→ Instruction A
According to the vec_perm commit message, what was can_vec_perm_p renamed from?

Change vec_perm checking and expansion level.

The can_vec_perm_p interface changed to use a C integer array.  This
allows easy re-use from the rtl level and the gimple level within
the vectorizer.  It allows both to determine if a given permutation
is (un-)supported without having to create tree/rtl garbage.

The expand_vec_perm interface changed to use rtl.  This allows easy
re-use from the rtl level, so that expand_vec_perm can be used in the
fallback implementation of other optabs.

        * target.def (vec_perm_const_ok): Change parameters to mode and
        array of indicies.
        * doc/tm.texi: Rebuild.
        * config/i386/i386.c (ix86_vectorize_vec_perm_const_ok): Change
        parameters to mode and array of indicies.
        * expr.c (expand_expr_real_2) [VEC_PERM_EXPR]: Expand operands here.
        * optabs.c (can_vec_perm_p): Rename from can_vec_perm_expr_p.

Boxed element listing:

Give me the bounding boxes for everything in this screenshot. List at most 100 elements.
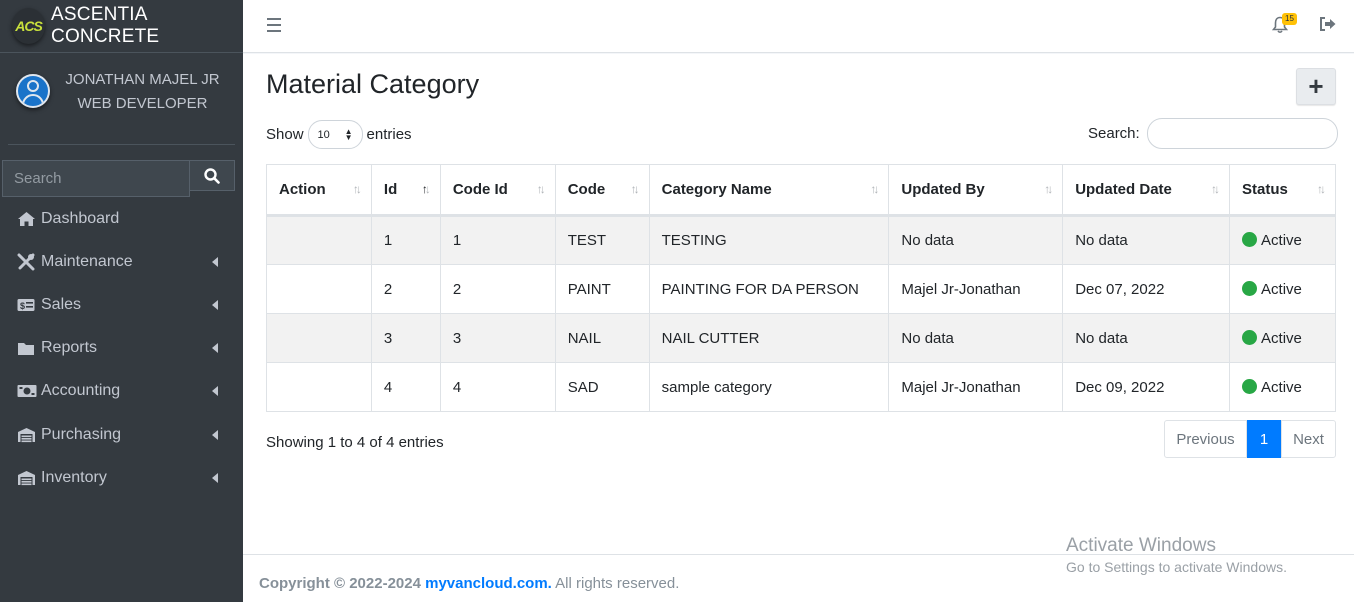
sign-out-icon <box>1320 17 1336 31</box>
rights-text: All rights reserved. <box>551 575 680 592</box>
sidebar-item-label: Purchasing <box>41 425 122 443</box>
user-info: JONATHAN MAJEL JR WEB DEVELOPER <box>50 68 235 116</box>
footer-link[interactable]: myvancloud.com. <box>425 575 552 592</box>
sidebar-item-purchasing[interactable]: Purchasing <box>0 413 243 456</box>
column-header-code[interactable]: Code ↑↓ <box>554 164 650 217</box>
sidebar-item-label: Accounting <box>41 382 121 400</box>
cell-code: PAINT <box>554 264 650 314</box>
user-role: WEB DEVELOPER <box>77 95 208 112</box>
cell-status: Active <box>1229 215 1336 265</box>
entries-length-control: Show 10 ▲ ▼ entries <box>266 120 412 149</box>
cell-action <box>266 362 372 412</box>
column-header-status[interactable]: Status ↑↓ <box>1229 164 1336 217</box>
add-category-button[interactable]: + <box>1296 68 1336 105</box>
show-label: Show <box>266 126 304 143</box>
cell-action <box>266 215 372 265</box>
table-search-label: Search: <box>1088 125 1140 142</box>
brand-name: ASCENTIA CONCRETE <box>51 4 160 47</box>
sort-icon: ↑↓ <box>1044 182 1053 196</box>
sidebar-nav: Dashboard Maintenance $ Sales Reports Ac… <box>0 197 243 499</box>
sort-icon: ↑↓ <box>870 182 879 196</box>
sidebar-search <box>2 160 235 198</box>
brand-link[interactable]: ACS ASCENTIA CONCRETE <box>0 0 243 53</box>
column-header-code-id[interactable]: Code Id ↑↓ <box>439 164 556 217</box>
sidebar-item-sales[interactable]: $ Sales <box>0 283 243 326</box>
sidebar-item-inventory[interactable]: Inventory <box>0 456 243 499</box>
menu-toggle-icon[interactable] <box>267 18 281 36</box>
warehouse-icon <box>17 469 37 487</box>
sort-caret-icon: ▲ ▼ <box>344 127 353 142</box>
column-header-updated-by[interactable]: Updated By ↑↓ <box>888 164 1064 217</box>
cell-category-name: PAINTING FOR DA PERSON <box>648 264 890 314</box>
sidebar-item-label: Reports <box>41 339 98 357</box>
cell-code: NAIL <box>554 313 650 363</box>
avatar[interactable] <box>16 74 50 108</box>
entries-select[interactable]: 10 ▲ ▼ <box>307 120 363 149</box>
table-row: 4 4 SAD sample category Majel Jr-Jonatha… <box>266 362 1336 412</box>
cell-status: Active <box>1229 264 1336 314</box>
column-header-action[interactable]: Action ↑↓ <box>266 164 372 217</box>
watermark-title: Activate Windows <box>1066 535 1216 556</box>
material-category-table: Action ↑↓ Id ↑↓ Code Id ↑↓ Code ↑↓ Category … <box>266 164 1336 412</box>
pagination-previous[interactable]: Previous <box>1164 420 1247 458</box>
main-content: Material Category + Show 10 ▲ ▼ entries S… <box>243 54 1354 554</box>
entries-label: entries <box>366 126 412 143</box>
cell-updated-by: No data <box>888 215 1064 265</box>
sort-asc-icon: ↑↓ <box>421 182 431 196</box>
cell-category-name: NAIL CUTTER <box>648 313 890 363</box>
cell-code-id: 4 <box>439 362 556 412</box>
cell-code-id: 1 <box>439 215 556 265</box>
sidebar-item-reports[interactable]: Reports <box>0 327 243 370</box>
cell-category-name: sample category <box>648 362 890 412</box>
sidebar-search-button[interactable] <box>190 160 235 191</box>
search-icon <box>204 167 220 184</box>
copyright-text: Copyright © 2022-2024 <box>259 575 426 592</box>
logout-button[interactable] <box>1319 16 1337 37</box>
table-info: Showing 1 to 4 of 4 entries <box>266 434 444 451</box>
sidebar-item-dashboard[interactable]: Dashboard <box>0 197 243 240</box>
chevron-left-icon <box>212 299 218 310</box>
status-dot-icon <box>1242 329 1258 345</box>
cell-id: 1 <box>370 215 441 265</box>
warehouse-icon <box>17 426 37 444</box>
sidebar-item-label: Sales <box>41 295 82 313</box>
home-icon <box>17 210 37 228</box>
cell-id: 2 <box>370 264 441 314</box>
pagination-next[interactable]: Next <box>1281 420 1336 458</box>
sort-icon: ↑↓ <box>1317 182 1326 196</box>
sidebar-search-input[interactable] <box>2 160 190 197</box>
folder-icon <box>17 339 37 357</box>
sidebar-item-accounting[interactable]: Accounting <box>0 370 243 413</box>
cell-updated-date: No data <box>1062 313 1231 363</box>
cell-status: Active <box>1229 313 1336 363</box>
chevron-left-icon <box>212 429 218 440</box>
money-card-icon: $ <box>17 296 37 314</box>
tools-icon <box>17 253 37 271</box>
chevron-left-icon <box>212 343 218 354</box>
chevron-left-icon <box>212 256 218 267</box>
column-header-id[interactable]: Id ↑↓ <box>370 164 441 217</box>
money-bill-icon <box>17 382 37 400</box>
notification-badge: 15 <box>1282 13 1297 25</box>
cell-category-name: TESTING <box>648 215 890 265</box>
sidebar-item-label: Dashboard <box>41 209 120 227</box>
column-header-category-name[interactable]: Category Name ↑↓ <box>648 164 890 217</box>
user-name[interactable]: JONATHAN MAJEL JR <box>50 68 235 92</box>
sidebar-item-maintenance[interactable]: Maintenance <box>0 240 243 283</box>
pagination-page-1[interactable]: 1 <box>1247 420 1281 458</box>
cell-code-id: 2 <box>439 264 556 314</box>
column-header-updated-date[interactable]: Updated Date ↑↓ <box>1062 164 1231 217</box>
topbar: 15 <box>243 0 1354 53</box>
cell-updated-date: No data <box>1062 215 1231 265</box>
cell-id: 3 <box>370 313 441 363</box>
table-search-input[interactable] <box>1146 118 1338 149</box>
table-row: 3 3 NAIL NAIL CUTTER No data No data Act… <box>266 313 1336 363</box>
cell-code-id: 3 <box>439 313 556 363</box>
sort-icon: ↑↓ <box>536 182 546 196</box>
cell-updated-date: Dec 07, 2022 <box>1062 264 1231 314</box>
brand-logo: ACS <box>12 8 46 44</box>
cell-updated-date: Dec 09, 2022 <box>1062 362 1231 412</box>
status-label: Active <box>1261 280 1302 298</box>
chevron-left-icon <box>212 472 218 483</box>
entries-select-value: 10 <box>317 128 330 141</box>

→ Instruction B
Render the listing lines from the line with "sign-out-icon <box>1320 17 1336 31</box>" up to and including the line with "footer-link[interactable]: myvancloud.com. <box>425" as a numbered list, omitting blank lines.

→ Full output A
can_vec_perm_expr_p

→ Full output B
1. sign-out-icon <box>1320 17 1336 31</box>
2. rights-text: All rights reserved. <box>551 575 680 592</box>
3. sidebar-item-label: Purchasing <box>41 425 122 443</box>
4. user-info: JONATHAN MAJEL JR WEB DEVELOPER <box>50 68 235 116</box>
5. footer-link[interactable]: myvancloud.com. <box>425 575 552 592</box>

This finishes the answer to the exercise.